==== EXCERPTED RECORDS

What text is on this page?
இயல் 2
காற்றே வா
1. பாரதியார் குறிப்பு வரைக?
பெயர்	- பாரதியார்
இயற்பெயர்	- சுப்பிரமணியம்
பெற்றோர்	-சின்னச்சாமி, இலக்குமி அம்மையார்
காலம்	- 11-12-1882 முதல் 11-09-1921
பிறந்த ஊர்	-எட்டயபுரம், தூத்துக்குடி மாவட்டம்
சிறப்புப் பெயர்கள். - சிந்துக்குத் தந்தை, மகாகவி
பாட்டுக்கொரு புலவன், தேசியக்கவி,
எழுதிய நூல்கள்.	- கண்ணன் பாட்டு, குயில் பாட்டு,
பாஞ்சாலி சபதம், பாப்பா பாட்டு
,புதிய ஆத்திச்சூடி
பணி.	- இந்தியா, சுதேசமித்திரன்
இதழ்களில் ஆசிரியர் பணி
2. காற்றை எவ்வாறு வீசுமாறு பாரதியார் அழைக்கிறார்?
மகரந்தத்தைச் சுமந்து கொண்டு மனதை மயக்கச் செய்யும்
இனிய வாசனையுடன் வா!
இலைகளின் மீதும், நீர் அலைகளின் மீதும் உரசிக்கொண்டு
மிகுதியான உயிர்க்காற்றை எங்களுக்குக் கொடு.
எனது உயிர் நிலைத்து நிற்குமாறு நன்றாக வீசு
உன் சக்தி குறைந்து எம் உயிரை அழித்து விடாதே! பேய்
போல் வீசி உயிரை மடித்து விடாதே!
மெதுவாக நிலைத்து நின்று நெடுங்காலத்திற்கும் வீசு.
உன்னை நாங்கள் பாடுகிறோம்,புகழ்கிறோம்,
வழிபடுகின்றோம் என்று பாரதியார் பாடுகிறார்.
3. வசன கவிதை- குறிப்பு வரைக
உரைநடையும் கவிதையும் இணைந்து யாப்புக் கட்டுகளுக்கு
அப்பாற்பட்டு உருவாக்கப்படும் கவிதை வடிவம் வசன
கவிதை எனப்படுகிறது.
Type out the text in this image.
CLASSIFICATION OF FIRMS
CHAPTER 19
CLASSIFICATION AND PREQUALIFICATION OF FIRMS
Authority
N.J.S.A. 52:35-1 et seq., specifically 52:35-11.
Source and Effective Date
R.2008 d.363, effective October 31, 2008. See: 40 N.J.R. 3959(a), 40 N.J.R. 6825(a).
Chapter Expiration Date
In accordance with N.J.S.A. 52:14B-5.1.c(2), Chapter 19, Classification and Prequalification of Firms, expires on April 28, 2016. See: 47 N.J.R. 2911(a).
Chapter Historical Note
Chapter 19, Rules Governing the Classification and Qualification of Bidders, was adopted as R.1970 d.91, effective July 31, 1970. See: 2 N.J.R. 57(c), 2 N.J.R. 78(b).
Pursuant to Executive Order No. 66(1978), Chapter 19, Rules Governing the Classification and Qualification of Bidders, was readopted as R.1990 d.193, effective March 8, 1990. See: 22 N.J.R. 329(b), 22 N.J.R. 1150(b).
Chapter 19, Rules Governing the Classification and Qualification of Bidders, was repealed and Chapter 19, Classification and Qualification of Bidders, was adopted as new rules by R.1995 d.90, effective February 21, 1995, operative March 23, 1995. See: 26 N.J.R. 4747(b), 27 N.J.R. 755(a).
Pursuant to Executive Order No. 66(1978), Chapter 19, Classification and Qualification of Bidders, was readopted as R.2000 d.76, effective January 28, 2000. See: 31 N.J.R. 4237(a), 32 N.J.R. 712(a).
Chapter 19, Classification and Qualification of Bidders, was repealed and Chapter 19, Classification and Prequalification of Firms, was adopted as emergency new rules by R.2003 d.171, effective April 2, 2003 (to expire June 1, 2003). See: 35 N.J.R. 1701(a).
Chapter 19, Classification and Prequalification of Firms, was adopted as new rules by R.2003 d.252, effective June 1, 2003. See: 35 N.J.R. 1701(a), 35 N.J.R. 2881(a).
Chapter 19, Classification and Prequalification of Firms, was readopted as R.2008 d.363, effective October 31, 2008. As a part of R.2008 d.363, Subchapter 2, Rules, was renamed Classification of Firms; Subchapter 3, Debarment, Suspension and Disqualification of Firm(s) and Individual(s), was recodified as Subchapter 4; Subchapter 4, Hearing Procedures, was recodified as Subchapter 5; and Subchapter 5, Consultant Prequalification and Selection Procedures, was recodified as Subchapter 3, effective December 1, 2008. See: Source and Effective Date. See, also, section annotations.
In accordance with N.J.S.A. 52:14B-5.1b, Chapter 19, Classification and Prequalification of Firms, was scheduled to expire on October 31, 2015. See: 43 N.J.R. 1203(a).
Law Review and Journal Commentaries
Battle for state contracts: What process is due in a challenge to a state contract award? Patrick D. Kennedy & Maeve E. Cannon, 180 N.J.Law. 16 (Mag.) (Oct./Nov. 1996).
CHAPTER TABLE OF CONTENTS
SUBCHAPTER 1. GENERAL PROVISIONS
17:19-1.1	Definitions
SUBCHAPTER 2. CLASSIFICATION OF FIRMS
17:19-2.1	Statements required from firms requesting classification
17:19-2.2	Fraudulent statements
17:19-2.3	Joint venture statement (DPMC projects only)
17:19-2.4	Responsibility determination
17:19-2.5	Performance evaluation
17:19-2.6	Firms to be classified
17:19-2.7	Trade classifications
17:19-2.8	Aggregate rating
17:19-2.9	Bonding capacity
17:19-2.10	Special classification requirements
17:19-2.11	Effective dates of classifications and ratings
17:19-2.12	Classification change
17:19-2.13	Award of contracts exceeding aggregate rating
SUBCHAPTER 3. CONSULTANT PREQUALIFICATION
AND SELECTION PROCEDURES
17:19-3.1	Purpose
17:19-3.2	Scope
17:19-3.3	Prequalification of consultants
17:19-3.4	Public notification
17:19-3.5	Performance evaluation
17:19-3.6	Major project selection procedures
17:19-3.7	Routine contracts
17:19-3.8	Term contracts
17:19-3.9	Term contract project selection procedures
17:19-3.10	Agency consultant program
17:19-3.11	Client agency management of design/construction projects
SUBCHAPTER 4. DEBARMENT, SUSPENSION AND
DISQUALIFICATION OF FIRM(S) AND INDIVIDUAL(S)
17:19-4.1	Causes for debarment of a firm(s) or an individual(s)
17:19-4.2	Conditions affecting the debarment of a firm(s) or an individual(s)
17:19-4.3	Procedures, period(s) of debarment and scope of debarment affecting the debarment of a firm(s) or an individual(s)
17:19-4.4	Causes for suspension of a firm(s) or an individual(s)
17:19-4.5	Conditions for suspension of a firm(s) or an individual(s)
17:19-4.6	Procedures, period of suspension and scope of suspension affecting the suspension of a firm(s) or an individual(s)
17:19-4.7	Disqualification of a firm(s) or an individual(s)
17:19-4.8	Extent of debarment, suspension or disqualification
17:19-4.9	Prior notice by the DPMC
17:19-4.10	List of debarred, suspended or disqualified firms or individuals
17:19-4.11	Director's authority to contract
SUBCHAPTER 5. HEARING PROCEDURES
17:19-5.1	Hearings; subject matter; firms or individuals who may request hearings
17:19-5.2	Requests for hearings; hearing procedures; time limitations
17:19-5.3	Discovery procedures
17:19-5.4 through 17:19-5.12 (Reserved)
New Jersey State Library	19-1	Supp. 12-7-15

========

- **SHORT PROBLEM**
Reproduce the records above exactly.

- **ANSWER**
What text is on this page?
இயல் 2
காற்றே வா
1. பாரதியார் குறிப்பு வரைக?
பெயர்	- பாரதியார்
இயற்பெயர்	- சுப்பிரமணியம்
பெற்றோர்	-சின்னச்சாமி, இலக்குமி அம்மையார்
காலம்	- 11-12-1882 முதல் 11-09-1921
பிறந்த ஊர்	-எட்டயபுரம், தூத்துக்குடி மாவட்டம்
சிறப்புப் பெயர்கள். - சிந்துக்குத் தந்தை, மகாகவி
பாட்டுக்கொரு புலவன், தேசியக்கவி,
எழுதிய நூல்கள்.	- கண்ணன் பாட்டு, குயில் பாட்டு,
பாஞ்சாலி சபதம், பாப்பா பாட்டு
,புதிய ஆத்திச்சூடி
பணி.	- இந்தியா, சுதேசமித்திரன்
இதழ்களில் ஆசிரியர் பணி
2. காற்றை எவ்வாறு வீசுமாறு பாரதியார் அழைக்கிறார்?
மகரந்தத்தைச் சுமந்து கொண்டு மனதை மயக்கச் செய்யும்
இனிய வாசனையுடன் வா!
இலைகளின் மீதும், நீர் அலைகளின் மீதும் உரசிக்கொண்டு
மிகுதியான உயிர்க்காற்றை எங்களுக்குக் கொடு.
எனது உயிர் நிலைத்து நிற்குமாறு நன்றாக வீசு
உன் சக்தி குறைந்து எம் உயிரை அழித்து விடாதே! பேய்
போல் வீசி உயிரை மடித்து விடாதே!
மெதுவாக நிலைத்து நின்று நெடுங்காலத்திற்கும் வீசு.
உன்னை நாங்கள் பாடுகிறோம்,புகழ்கிறோம்,
வழிபடுகின்றோம் என்று பாரதியார் பாடுகிறார்.
3. வசன கவிதை- குறிப்பு வரைக
உரைநடையும் கவிதையும் இணைந்து யாப்புக் கட்டுகளுக்கு
அப்பாற்பட்டு உருவாக்கப்படும் கவிதை வடிவம் வசன
கவிதை எனப்படுகிறது.
Type out the text in this image.
CLASSIFICATION OF FIRMS
CHAPTER 19
CLASSIFICATION AND PREQUALIFICATION OF FIRMS
Authority
N.J.S.A. 52:35-1 et seq., specifically 52:35-11.
Source and Effective Date
R.2008 d.363, effective October 31, 2008. See: 40 N.J.R. 3959(a), 40 N.J.R. 6825(a).
Chapter Expiration Date
In accordance with N.J.S.A. 52:14B-5.1.c(2), Chapter 19, Classification and Prequalification of Firms, expires on April 28, 2016. See: 47 N.J.R. 2911(a).
Chapter Historical Note
Chapter 19, Rules Governing the Classification and Qualification of Bidders, was adopted as R.1970 d.91, effective July 31, 1970. See: 2 N.J.R. 57(c), 2 N.J.R. 78(b).
Pursuant to Executive Order No. 66(1978), Chapter 19, Rules Governing the Classification and Qualification of Bidders, was readopted as R.1990 d.193, effective March 8, 1990. See: 22 N.J.R. 329(b), 22 N.J.R. 1150(b).
Chapter 19, Rules Governing the Classification and Qualification of Bidders, was repealed and Chapter 19, Classification and Qualification of Bidders, was adopted as new rules by R.1995 d.90, effective February 21, 1995, operative March 23, 1995. See: 26 N.J.R. 4747(b), 27 N.J.R. 755(a).
Pursuant to Executive Order No. 66(1978), Chapter 19, Classification and Qualification of Bidders, was readopted as R.2000 d.76, effective January 28, 2000. See: 31 N.J.R. 4237(a), 32 N.J.R. 712(a).
Chapter 19, Classification and Qualification of Bidders, was repealed and Chapter 19, Classification and Prequalification of Firms, was adopted as emergency new rules by R.2003 d.171, effective April 2, 2003 (to expire June 1, 2003). See: 35 N.J.R. 1701(a).
Chapter 19, Classification and Prequalification of Firms, was adopted as new rules by R.2003 d.252, effective June 1, 2003. See: 35 N.J.R. 1701(a), 35 N.J.R. 2881(a).
Chapter 19, Classification and Prequalification of Firms, was readopted as R.2008 d.363, effective October 31, 2008. As a part of R.2008 d.363, Subchapter 2, Rules, was renamed Classification of Firms; Subchapter 3, Debarment, Suspension and Disqualification of Firm(s) and Individual(s), was recodified as Subchapter 4; Subchapter 4, Hearing Procedures, was recodified as Subchapter 5; and Subchapter 5, Consultant Prequalification and Selection Procedures, was recodified as Subchapter 3, effective December 1, 2008. See: Source and Effective Date. See, also, section annotations.
In accordance with N.J.S.A. 52:14B-5.1b, Chapter 19, Classification and Prequalification of Firms, was scheduled to expire on October 31, 2015. See: 43 N.J.R. 1203(a).
Law Review and Journal Commentaries
Battle for state contracts: What process is due in a challenge to a state contract award? Patrick D. Kennedy & Maeve E. Cannon, 180 N.J.Law. 16 (Mag.) (Oct./Nov. 1996).
CHAPTER TABLE OF CONTENTS
SUBCHAPTER 1. GENERAL PROVISIONS
17:19-1.1	Definitions
SUBCHAPTER 2. CLASSIFICATION OF FIRMS
17:19-2.1	Statements required from firms requesting classification
17:19-2.2	Fraudulent statements
17:19-2.3	Joint venture statement (DPMC projects only)
17:19-2.4	Responsibility determination
17:19-2.5	Performance evaluation
17:19-2.6	Firms to be classified
17:19-2.7	Trade classifications
17:19-2.8	Aggregate rating
17:19-2.9	Bonding capacity
17:19-2.10	Special classification requirements
17:19-2.11	Effective dates of classifications and ratings
17:19-2.12	Classification change
17:19-2.13	Award of contracts exceeding aggregate rating
SUBCHAPTER 3. CONSULTANT PREQUALIFICATION
AND SELECTION PROCEDURES
17:19-3.1	Purpose
17:19-3.2	Scope
17:19-3.3	Prequalification of consultants
17:19-3.4	Public notification
17:19-3.5	Performance evaluation
17:19-3.6	Major project selection procedures
17:19-3.7	Routine contracts
17:19-3.8	Term contracts
17:19-3.9	Term contract project selection procedures
17:19-3.10	Agency consultant program
17:19-3.11	Client agency management of design/construction projects
SUBCHAPTER 4. DEBARMENT, SUSPENSION AND
DISQUALIFICATION OF FIRM(S) AND INDIVIDUAL(S)
17:19-4.1	Causes for debarment of a firm(s) or an individual(s)
17:19-4.2	Conditions affecting the debarment of a firm(s) or an individual(s)
17:19-4.3	Procedures, period(s) of debarment and scope of debarment affecting the debarment of a firm(s) or an individual(s)
17:19-4.4	Causes for suspension of a firm(s) or an individual(s)
17:19-4.5	Conditions for suspension of a firm(s) or an individual(s)
17:19-4.6	Procedures, period of suspension and scope of suspension affecting the suspension of a firm(s) or an individual(s)
17:19-4.7	Disqualification of a firm(s) or an individual(s)
17:19-4.8	Extent of debarment, suspension or disqualification
17:19-4.9	Prior notice by the DPMC
17:19-4.10	List of debarred, suspended or disqualified firms or individuals
17:19-4.11	Director's authority to contract
SUBCHAPTER 5. HEARING PROCEDURES
17:19-5.1	Hearings; subject matter; firms or individuals who may request hearings
17:19-5.2	Requests for hearings; hearing procedures; time limitations
17:19-5.3	Discovery procedures
17:19-5.4 through 17:19-5.12 (Reserved)
New Jersey State Library	19-1	Supp. 12-7-15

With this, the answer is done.